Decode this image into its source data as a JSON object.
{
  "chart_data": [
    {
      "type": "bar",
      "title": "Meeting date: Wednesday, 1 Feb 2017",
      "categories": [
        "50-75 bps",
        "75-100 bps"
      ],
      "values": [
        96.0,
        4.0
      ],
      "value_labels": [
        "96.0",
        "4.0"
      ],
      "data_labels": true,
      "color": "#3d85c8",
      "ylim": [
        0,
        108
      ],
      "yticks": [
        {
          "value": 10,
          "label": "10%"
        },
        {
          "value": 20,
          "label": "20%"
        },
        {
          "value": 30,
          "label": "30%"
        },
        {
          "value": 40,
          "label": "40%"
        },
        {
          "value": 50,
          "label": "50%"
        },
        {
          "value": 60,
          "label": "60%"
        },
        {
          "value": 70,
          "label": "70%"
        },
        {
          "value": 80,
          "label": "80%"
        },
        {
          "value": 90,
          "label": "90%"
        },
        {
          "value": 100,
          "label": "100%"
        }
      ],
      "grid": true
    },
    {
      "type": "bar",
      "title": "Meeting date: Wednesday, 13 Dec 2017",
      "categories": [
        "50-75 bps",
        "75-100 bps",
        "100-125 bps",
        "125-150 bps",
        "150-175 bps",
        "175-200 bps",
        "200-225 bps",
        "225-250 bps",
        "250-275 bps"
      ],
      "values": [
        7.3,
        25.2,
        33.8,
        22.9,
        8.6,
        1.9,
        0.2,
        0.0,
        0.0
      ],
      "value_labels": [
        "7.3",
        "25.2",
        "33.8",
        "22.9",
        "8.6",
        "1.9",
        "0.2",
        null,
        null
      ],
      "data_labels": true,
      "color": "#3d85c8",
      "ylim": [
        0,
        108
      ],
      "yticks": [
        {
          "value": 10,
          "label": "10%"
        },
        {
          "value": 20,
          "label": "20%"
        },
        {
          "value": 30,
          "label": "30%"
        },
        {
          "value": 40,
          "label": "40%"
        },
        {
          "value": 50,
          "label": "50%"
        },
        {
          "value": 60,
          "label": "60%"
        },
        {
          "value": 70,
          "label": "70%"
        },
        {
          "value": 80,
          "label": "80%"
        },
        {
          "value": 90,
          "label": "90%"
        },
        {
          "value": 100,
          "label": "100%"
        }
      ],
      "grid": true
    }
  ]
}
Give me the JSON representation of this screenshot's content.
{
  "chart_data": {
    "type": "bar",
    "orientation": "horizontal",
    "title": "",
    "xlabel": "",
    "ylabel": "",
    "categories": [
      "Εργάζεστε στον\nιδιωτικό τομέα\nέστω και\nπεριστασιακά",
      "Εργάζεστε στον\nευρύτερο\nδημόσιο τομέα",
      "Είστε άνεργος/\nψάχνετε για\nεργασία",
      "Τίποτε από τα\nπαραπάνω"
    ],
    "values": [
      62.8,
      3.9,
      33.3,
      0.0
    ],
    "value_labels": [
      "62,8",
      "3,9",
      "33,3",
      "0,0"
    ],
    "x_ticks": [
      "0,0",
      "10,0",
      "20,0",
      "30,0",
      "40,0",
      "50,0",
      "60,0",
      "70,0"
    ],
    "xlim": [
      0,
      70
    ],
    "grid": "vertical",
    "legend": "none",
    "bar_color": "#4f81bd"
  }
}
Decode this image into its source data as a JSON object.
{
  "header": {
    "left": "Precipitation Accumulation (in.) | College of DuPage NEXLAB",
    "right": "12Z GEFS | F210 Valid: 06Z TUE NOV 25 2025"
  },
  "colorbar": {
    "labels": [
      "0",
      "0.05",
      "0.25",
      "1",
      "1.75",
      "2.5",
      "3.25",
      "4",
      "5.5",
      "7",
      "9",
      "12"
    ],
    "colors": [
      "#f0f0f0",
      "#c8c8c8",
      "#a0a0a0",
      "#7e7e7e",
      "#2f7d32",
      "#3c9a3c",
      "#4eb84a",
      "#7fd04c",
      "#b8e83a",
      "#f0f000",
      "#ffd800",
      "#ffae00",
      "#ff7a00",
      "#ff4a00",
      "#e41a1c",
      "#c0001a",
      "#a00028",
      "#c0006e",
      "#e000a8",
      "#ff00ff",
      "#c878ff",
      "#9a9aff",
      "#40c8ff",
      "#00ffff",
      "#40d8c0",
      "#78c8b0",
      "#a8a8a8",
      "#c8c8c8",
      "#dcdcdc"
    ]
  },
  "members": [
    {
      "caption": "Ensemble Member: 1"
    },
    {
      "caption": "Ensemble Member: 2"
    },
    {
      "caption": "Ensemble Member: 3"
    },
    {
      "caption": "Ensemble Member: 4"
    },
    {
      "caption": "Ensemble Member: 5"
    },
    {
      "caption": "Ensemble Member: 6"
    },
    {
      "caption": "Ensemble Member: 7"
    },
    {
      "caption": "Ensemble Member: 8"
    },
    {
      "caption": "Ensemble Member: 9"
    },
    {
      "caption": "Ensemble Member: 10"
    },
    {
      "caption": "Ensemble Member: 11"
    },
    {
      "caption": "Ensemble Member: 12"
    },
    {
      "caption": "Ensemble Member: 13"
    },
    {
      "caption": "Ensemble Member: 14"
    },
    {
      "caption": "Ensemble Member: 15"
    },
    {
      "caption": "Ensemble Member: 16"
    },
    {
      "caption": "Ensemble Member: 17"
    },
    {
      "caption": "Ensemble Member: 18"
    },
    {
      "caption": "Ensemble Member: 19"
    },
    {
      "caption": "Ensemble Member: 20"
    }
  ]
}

----

**TASK OBJECTIVE:** Your task is to repeat every entry exactly.

**WORKED SOLUTION:**
Decode this image into its source data as a JSON object.
{
  "chart_data": [
    {
      "type": "bar",
      "title": "Meeting date: Wednesday, 1 Feb 2017",
      "categories": [
        "50-75 bps",
        "75-100 bps"
      ],
      "values": [
        96.0,
        4.0
      ],
      "value_labels": [
        "96.0",
        "4.0"
      ],
      "data_labels": true,
      "color": "#3d85c8",
      "ylim": [
        0,
        108
      ],
      "yticks": [
        {
          "value": 10,
          "label": "10%"
        },
        {
          "value": 20,
          "label": "20%"
        },
        {
          "value": 30,
          "label": "30%"
        },
        {
          "value": 40,
          "label": "40%"
        },
        {
          "value": 50,
          "label": "50%"
        },
        {
          "value": 60,
          "label": "60%"
        },
        {
          "value": 70,
          "label": "70%"
        },
        {
          "value": 80,
          "label": "80%"
        },
        {
          "value": 90,
          "label": "90%"
        },
        {
          "value": 100,
          "label": "100%"
        }
      ],
      "grid": true
    },
    {
      "type": "bar",
      "title": "Meeting date: Wednesday, 13 Dec 2017",
      "categories": [
        "50-75 bps",
        "75-100 bps",
        "100-125 bps",
        "125-150 bps",
        "150-175 bps",
        "175-200 bps",
        "200-225 bps",
        "225-250 bps",
        "250-275 bps"
      ],
      "values": [
        7.3,
        25.2,
        33.8,
        22.9,
        8.6,
        1.9,
        0.2,
        0.0,
        0.0
      ],
      "value_labels": [
        "7.3",
        "25.2",
        "33.8",
        "22.9",
        "8.6",
        "1.9",
        "0.2",
        null,
        null
      ],
      "data_labels": true,
      "color": "#3d85c8",
      "ylim": [
        0,
        108
      ],
      "yticks": [
        {
          "value": 10,
          "label": "10%"
        },
        {
          "value": 20,
          "label": "20%"
        },
        {
          "value": 30,
          "label": "30%"
        },
        {
          "value": 40,
          "label": "40%"
        },
        {
          "value": 50,
          "label": "50%"
        },
        {
          "value": 60,
          "label": "60%"
        },
        {
          "value": 70,
          "label": "70%"
        },
        {
          "value": 80,
          "label": "80%"
        },
        {
          "value": 90,
          "label": "90%"
        },
        {
          "value": 100,
          "label": "100%"
        }
      ],
      "grid": true
    }
  ]
}
Give me the JSON representation of this screenshot's content.
{
  "chart_data": {
    "type": "bar",
    "orientation": "horizontal",
    "title": "",
    "xlabel": "",
    "ylabel": "",
    "categories": [
      "Εργάζεστε στον\nιδιωτικό τομέα\nέστω και\nπεριστασιακά",
      "Εργάζεστε στον\nευρύτερο\nδημόσιο τομέα",
      "Είστε άνεργος/\nψάχνετε για\nεργασία",
      "Τίποτε από τα\nπαραπάνω"
    ],
    "values": [
      62.8,
      3.9,
      33.3,
      0.0
    ],
    "value_labels": [
      "62,8",
      "3,9",
      "33,3",
      "0,0"
    ],
    "x_ticks": [
      "0,0",
      "10,0",
      "20,0",
      "30,0",
      "40,0",
      "50,0",
      "60,0",
      "70,0"
    ],
    "xlim": [
      0,
      70
    ],
    "grid": "vertical",
    "legend": "none",
    "bar_color": "#4f81bd"
  }
}
Decode this image into its source data as a JSON object.
{
  "header": {
    "left": "Precipitation Accumulation (in.) | College of DuPage NEXLAB",
    "right": "12Z GEFS | F210 Valid: 06Z TUE NOV 25 2025"
  },
  "colorbar": {
    "labels": [
      "0",
      "0.05",
      "0.25",
      "1",
      "1.75",
      "2.5",
      "3.25",
      "4",
      "5.5",
      "7",
      "9",
      "12"
    ],
    "colors": [
      "#f0f0f0",
      "#c8c8c8",
      "#a0a0a0",
      "#7e7e7e",
      "#2f7d32",
      "#3c9a3c",
      "#4eb84a",
      "#7fd04c",
      "#b8e83a",
      "#f0f000",
      "#ffd800",
      "#ffae00",
      "#ff7a00",
      "#ff4a00",
      "#e41a1c",
      "#c0001a",
      "#a00028",
      "#c0006e",
      "#e000a8",
      "#ff00ff",
      "#c878ff",
      "#9a9aff",
      "#40c8ff",
      "#00ffff",
      "#40d8c0",
      "#78c8b0",
      "#a8a8a8",
      "#c8c8c8",
      "#dcdcdc"
    ]
  },
  "members": [
    {
      "caption": "Ensemble Member: 1"
    },
    {
      "caption": "Ensemble Member: 2"
    },
    {
      "caption": "Ensemble Member: 3"
    },
    {
      "caption": "Ensemble Member: 4"
    },
    {
      "caption": "Ensemble Member: 5"
    },
    {
      "caption": "Ensemble Member: 6"
    },
    {
      "caption": "Ensemble Member: 7"
    },
    {
      "caption": "Ensemble Member: 8"
    },
    {
      "caption": "Ensemble Member: 9"
    },
    {
      "caption": "Ensemble Member: 10"
    },
    {
      "caption": "Ensemble Member: 11"
    },
    {
      "caption": "Ensemble Member: 12"
    },
    {
      "caption": "Ensemble Member: 13"
    },
    {
      "caption": "Ensemble Member: 14"
    },
    {
      "caption": "Ensemble Member: 15"
    },
    {
      "caption": "Ensemble Member: 16"
    },
    {
      "caption": "Ensemble Member: 17"
    },
    {
      "caption": "Ensemble Member: 18"
    },
    {
      "caption": "Ensemble Member: 19"
    },
    {
      "caption": "Ensemble Member: 20"
    }
  ]
}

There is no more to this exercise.